-- Task requirements --
Copy, from the entries below, each line where the word "нужд" can be found.

<<<<

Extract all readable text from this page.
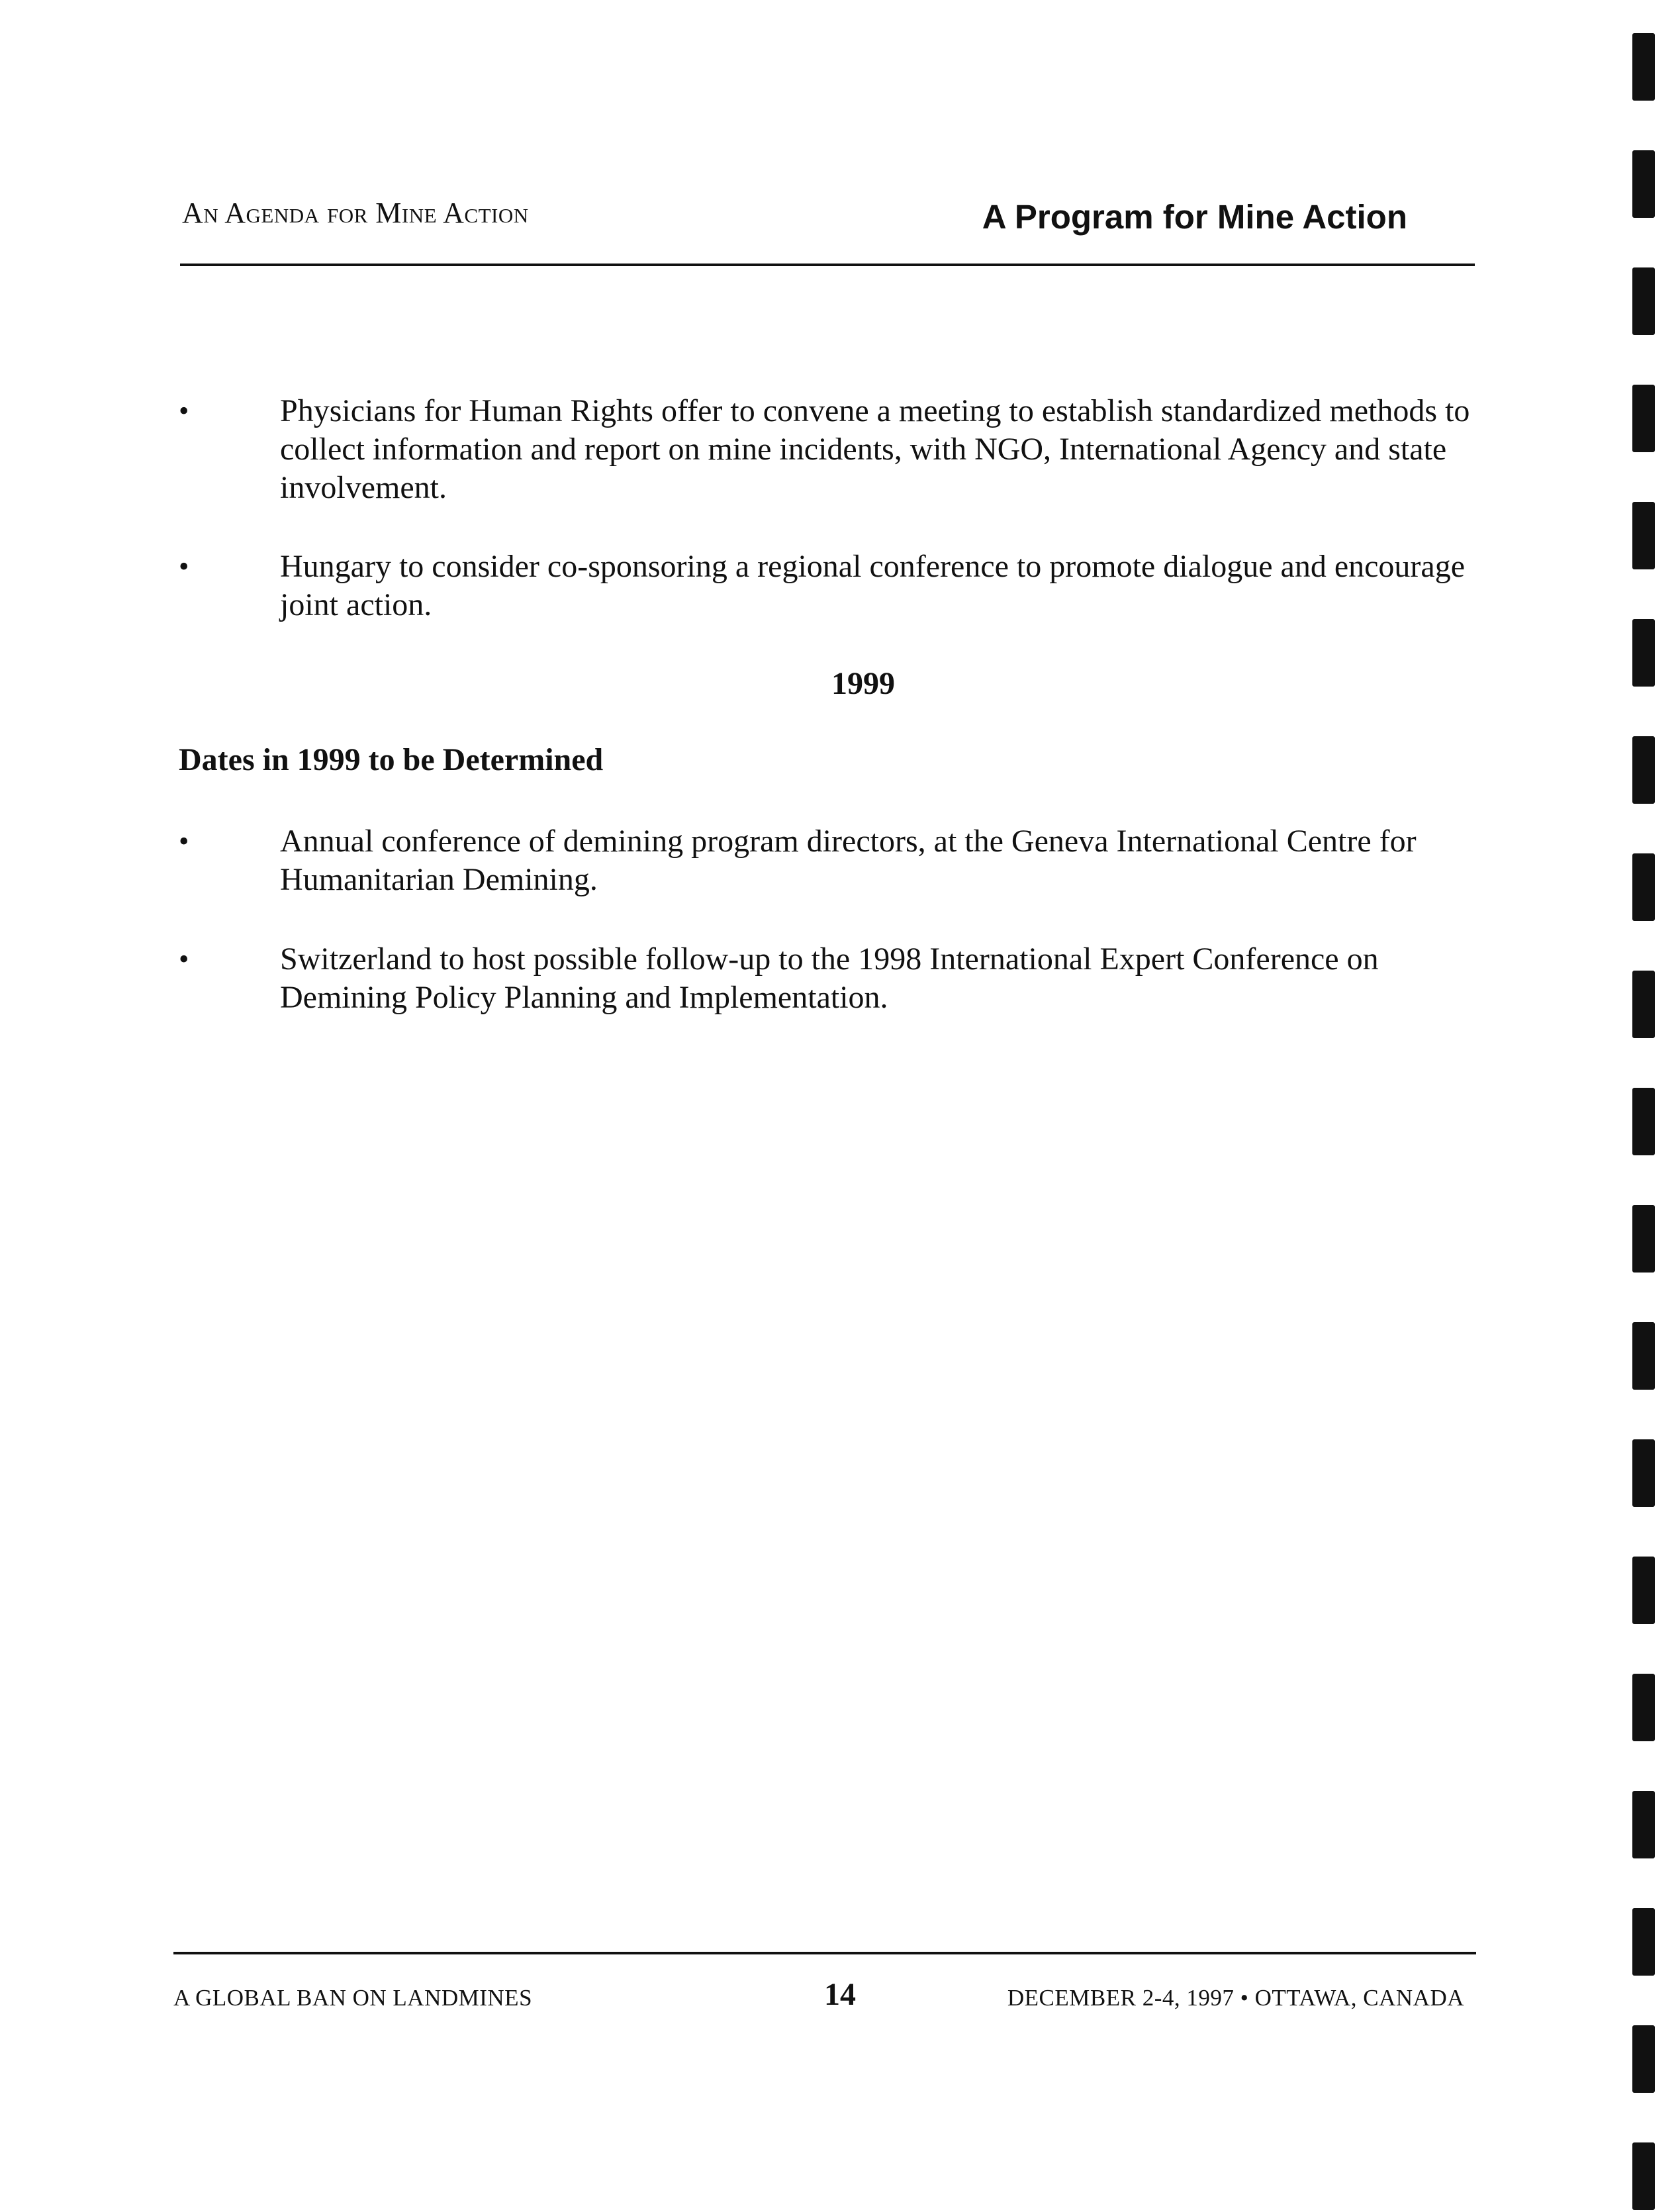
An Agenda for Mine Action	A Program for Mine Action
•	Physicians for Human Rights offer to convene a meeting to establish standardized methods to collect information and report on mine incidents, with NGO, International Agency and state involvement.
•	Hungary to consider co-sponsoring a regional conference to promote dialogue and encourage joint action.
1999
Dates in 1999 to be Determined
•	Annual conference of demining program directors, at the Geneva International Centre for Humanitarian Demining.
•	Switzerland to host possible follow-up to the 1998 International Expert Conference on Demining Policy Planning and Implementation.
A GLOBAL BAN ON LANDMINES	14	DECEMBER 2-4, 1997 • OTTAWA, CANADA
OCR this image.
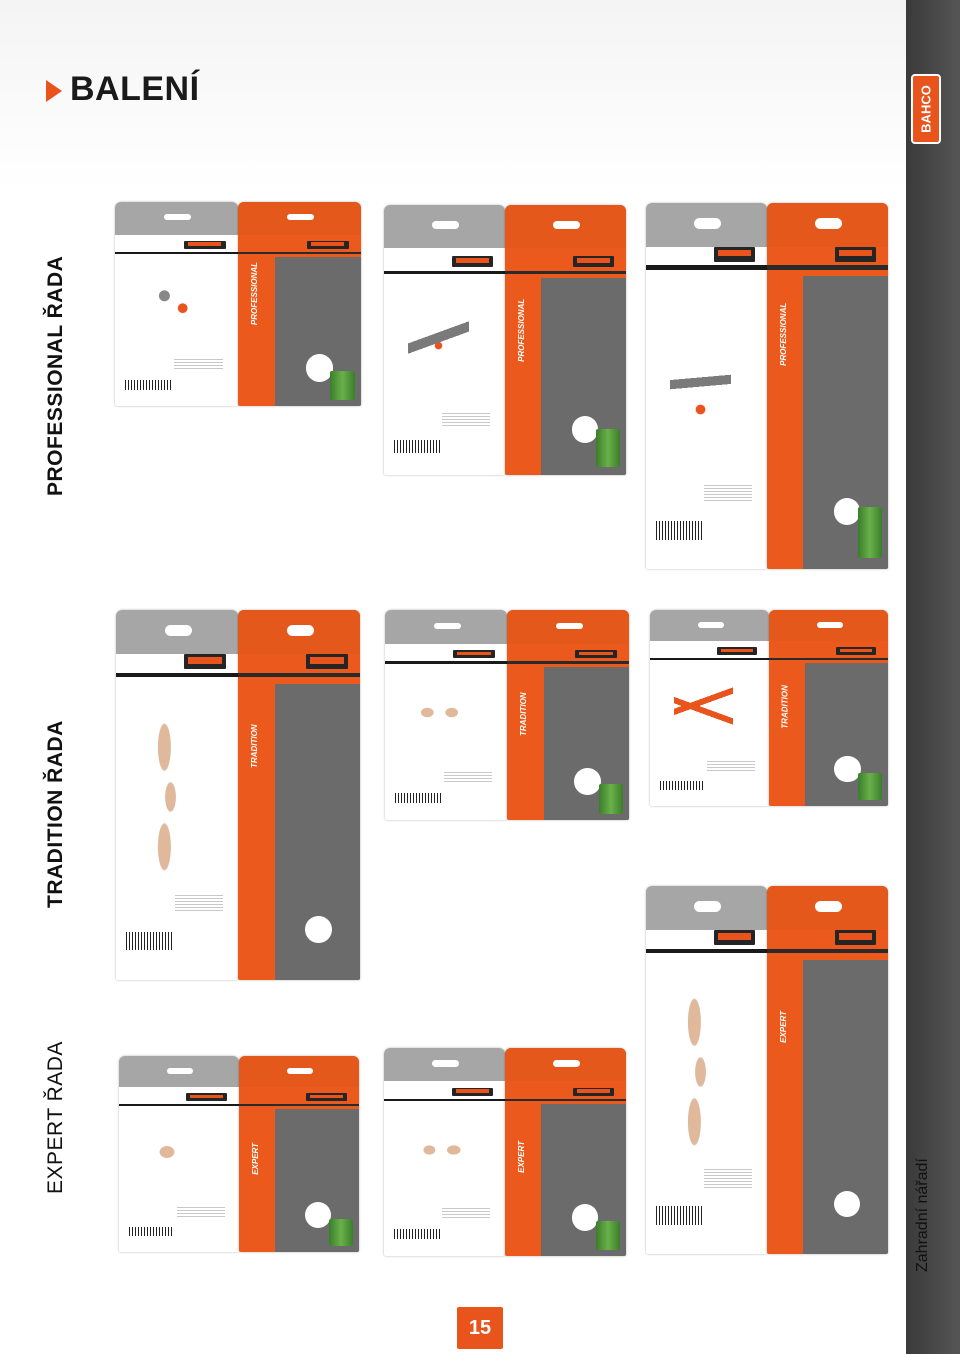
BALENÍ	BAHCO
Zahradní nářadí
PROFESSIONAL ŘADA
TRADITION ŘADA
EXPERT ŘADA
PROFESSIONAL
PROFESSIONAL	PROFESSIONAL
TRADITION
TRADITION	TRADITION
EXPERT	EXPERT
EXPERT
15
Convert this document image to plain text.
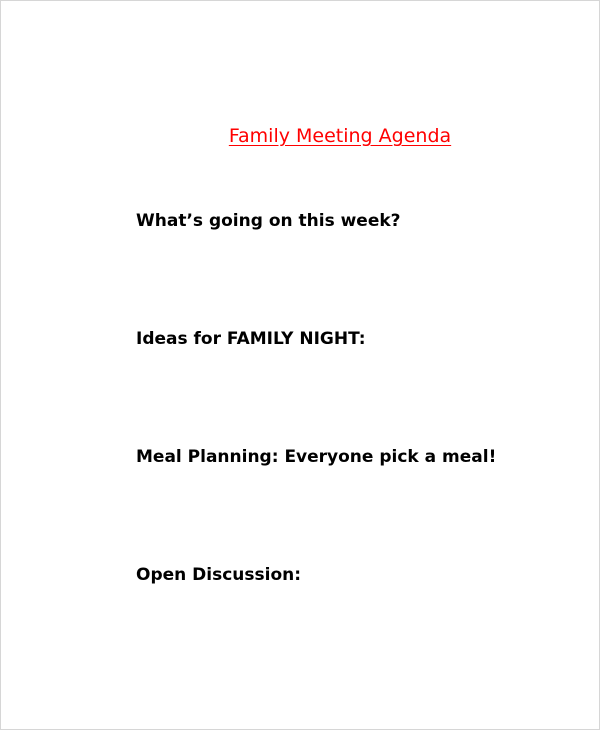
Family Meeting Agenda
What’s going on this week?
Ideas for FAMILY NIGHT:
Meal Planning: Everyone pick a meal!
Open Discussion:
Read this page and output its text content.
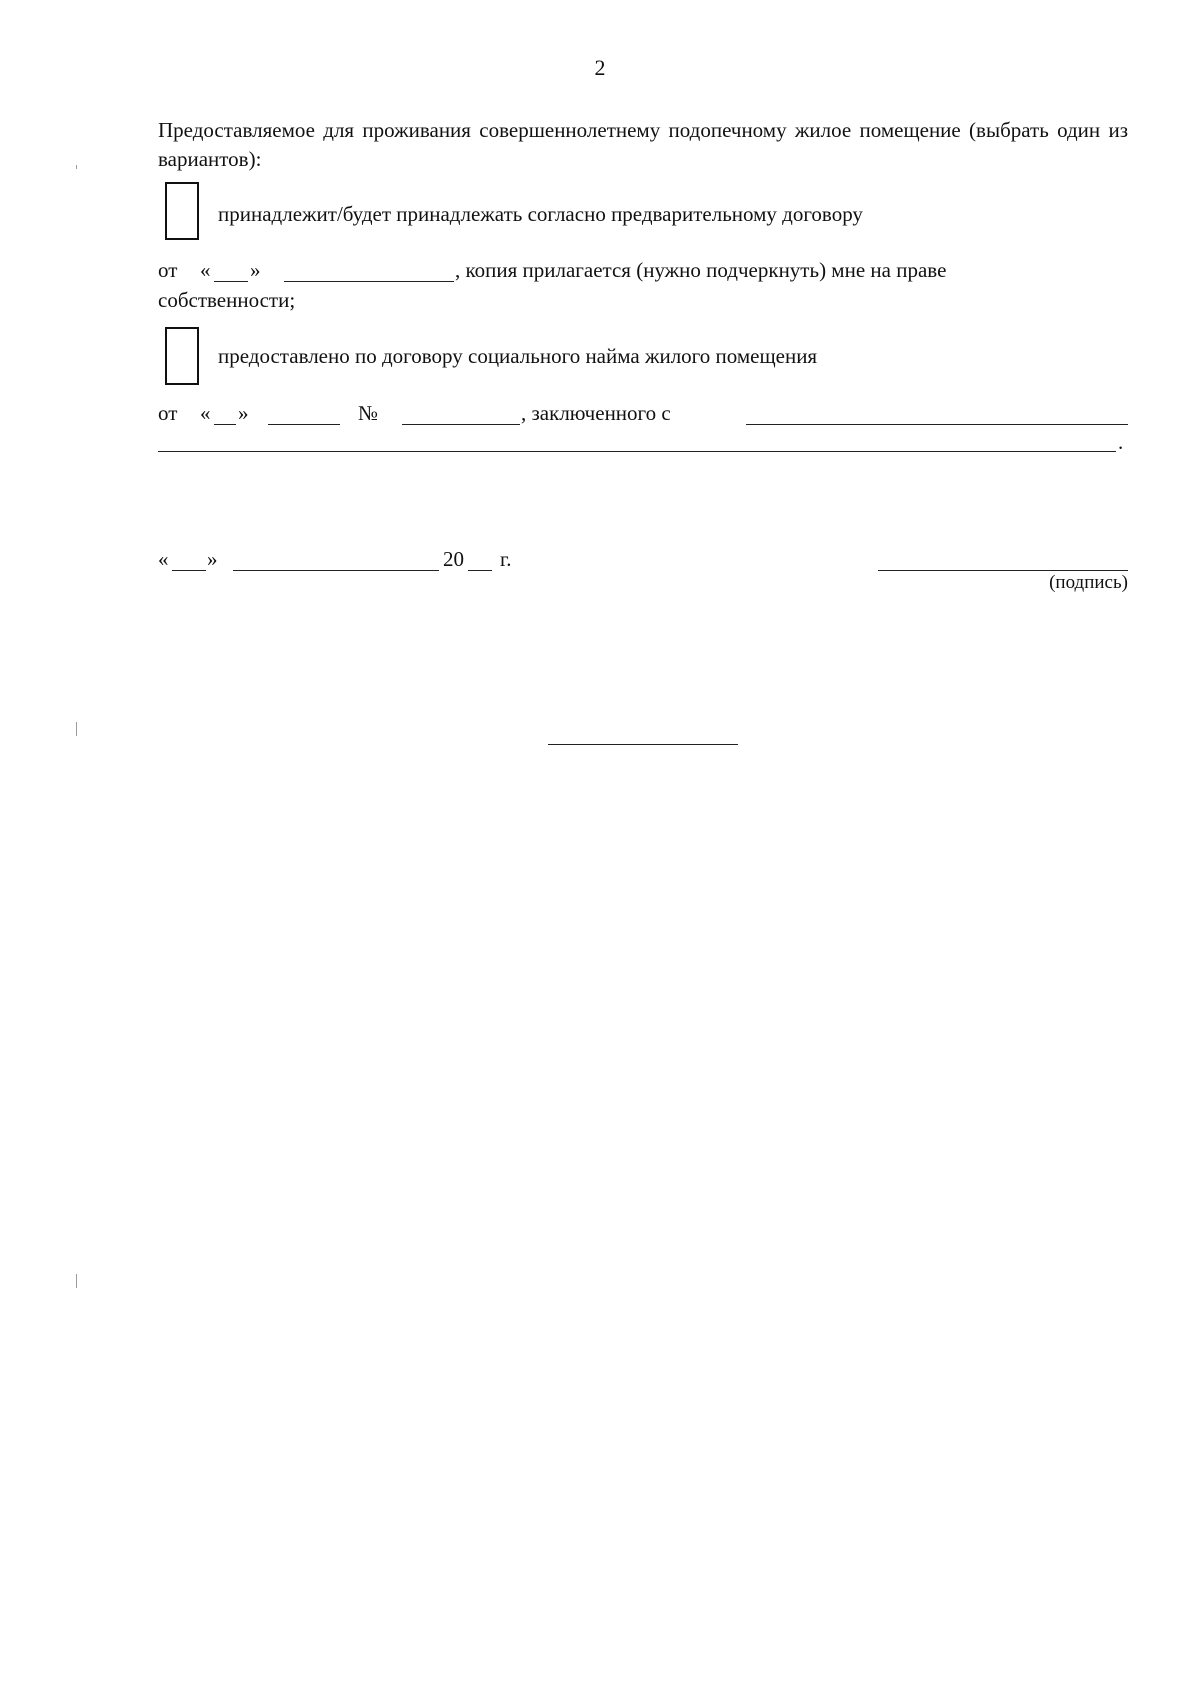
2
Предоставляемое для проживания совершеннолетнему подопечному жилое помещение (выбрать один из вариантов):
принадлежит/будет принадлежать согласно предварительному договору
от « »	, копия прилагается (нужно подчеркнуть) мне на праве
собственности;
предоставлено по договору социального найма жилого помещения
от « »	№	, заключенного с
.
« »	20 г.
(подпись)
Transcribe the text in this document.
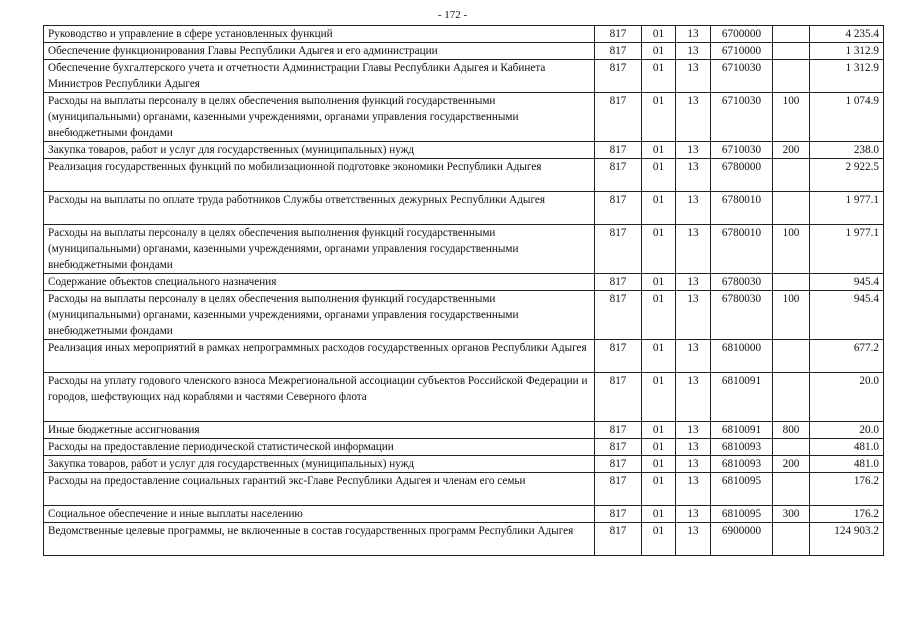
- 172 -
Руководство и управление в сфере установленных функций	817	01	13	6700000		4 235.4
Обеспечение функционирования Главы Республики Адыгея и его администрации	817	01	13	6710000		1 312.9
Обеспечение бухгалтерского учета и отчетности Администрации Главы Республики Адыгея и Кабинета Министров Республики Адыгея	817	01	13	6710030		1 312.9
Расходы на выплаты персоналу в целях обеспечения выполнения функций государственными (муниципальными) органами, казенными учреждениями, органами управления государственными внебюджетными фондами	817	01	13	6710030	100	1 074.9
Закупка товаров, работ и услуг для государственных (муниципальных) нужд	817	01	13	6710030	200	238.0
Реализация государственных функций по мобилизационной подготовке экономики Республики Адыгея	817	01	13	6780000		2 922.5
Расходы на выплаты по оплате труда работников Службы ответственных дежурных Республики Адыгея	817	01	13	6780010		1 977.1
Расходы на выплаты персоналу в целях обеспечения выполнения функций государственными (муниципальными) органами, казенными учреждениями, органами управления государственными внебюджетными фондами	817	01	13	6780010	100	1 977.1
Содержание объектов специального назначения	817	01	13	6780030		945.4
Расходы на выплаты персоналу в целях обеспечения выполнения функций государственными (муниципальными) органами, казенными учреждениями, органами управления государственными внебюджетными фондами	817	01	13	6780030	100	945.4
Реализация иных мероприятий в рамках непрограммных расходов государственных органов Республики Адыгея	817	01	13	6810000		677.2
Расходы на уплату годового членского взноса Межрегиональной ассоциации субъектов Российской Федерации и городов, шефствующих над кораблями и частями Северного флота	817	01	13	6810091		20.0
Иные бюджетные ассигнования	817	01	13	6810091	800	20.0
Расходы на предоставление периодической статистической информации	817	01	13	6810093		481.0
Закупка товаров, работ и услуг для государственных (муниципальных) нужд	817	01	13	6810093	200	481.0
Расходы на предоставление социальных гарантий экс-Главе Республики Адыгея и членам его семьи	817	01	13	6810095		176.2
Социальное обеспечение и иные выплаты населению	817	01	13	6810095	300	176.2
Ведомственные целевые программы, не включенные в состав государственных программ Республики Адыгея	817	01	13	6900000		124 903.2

>>>>

-- Problem solution --
Закупка товаров, работ и услуг для государственных (муниципальных) нужд	817	01	13	6710030	200	238.0
Закупка товаров, работ и услуг для государственных (муниципальных) нужд	817	01	13	6810093	200	481.0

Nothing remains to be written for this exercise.